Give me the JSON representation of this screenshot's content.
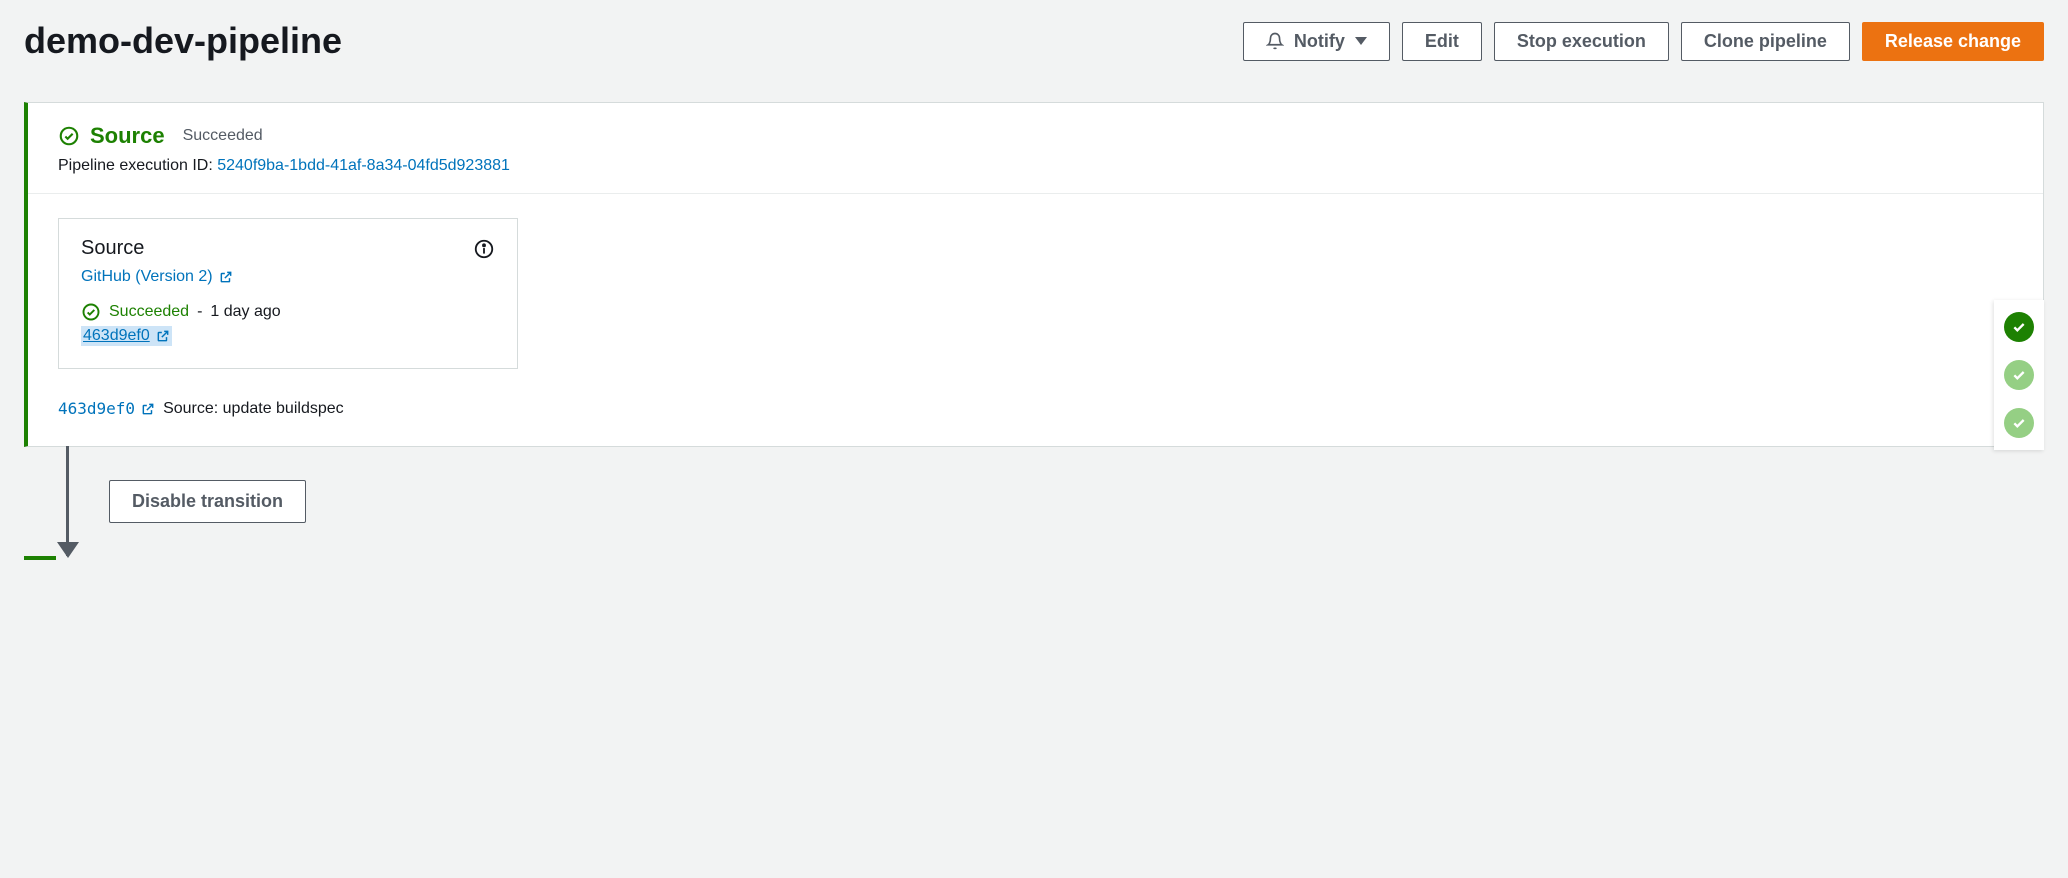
{
  "header": {
    "title": "demo-dev-pipeline",
    "notify": "Notify",
    "edit": "Edit",
    "stop": "Stop execution",
    "clone": "Clone pipeline",
    "release": "Release change"
  },
  "stage": {
    "name": "Source",
    "status": "Succeeded",
    "exec_label": "Pipeline execution ID:",
    "exec_id": "5240f9ba-1bdd-41af-8a34-04fd5d923881",
    "action": {
      "title": "Source",
      "provider": "GitHub (Version 2)",
      "status": "Succeeded",
      "time": "1 day ago",
      "commit": "463d9ef0"
    },
    "commit_summary": {
      "commit": "463d9ef0",
      "message": "Source: update buildspec"
    }
  },
  "transition": {
    "disable": "Disable transition"
  }
}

--------------------

◆ **TASK DESCRIPTION**:
Leave the pictures out and write out every entry exactly as given.

◆ **RESPONSE FOR THIS EXERCISE**:
Give me the JSON representation of this screenshot's content.
{
  "header": {
    "title": "demo-dev-pipeline",
    "notify": "Notify",
    "edit": "Edit",
    "stop": "Stop execution",
    "clone": "Clone pipeline",
    "release": "Release change"
  },
  "stage": {
    "name": "Source",
    "status": "Succeeded",
    "exec_label": "Pipeline execution ID:",
    "exec_id": "5240f9ba-1bdd-41af-8a34-04fd5d923881",
    "action": {
      "title": "Source",
      "provider": "GitHub (Version 2)",
      "status": "Succeeded",
      "time": "1 day ago",
      "commit": "463d9ef0"
    },
    "commit_summary": {
      "commit": "463d9ef0",
      "message": "Source: update buildspec"
    }
  },
  "transition": {
    "disable": "Disable transition"
  }
}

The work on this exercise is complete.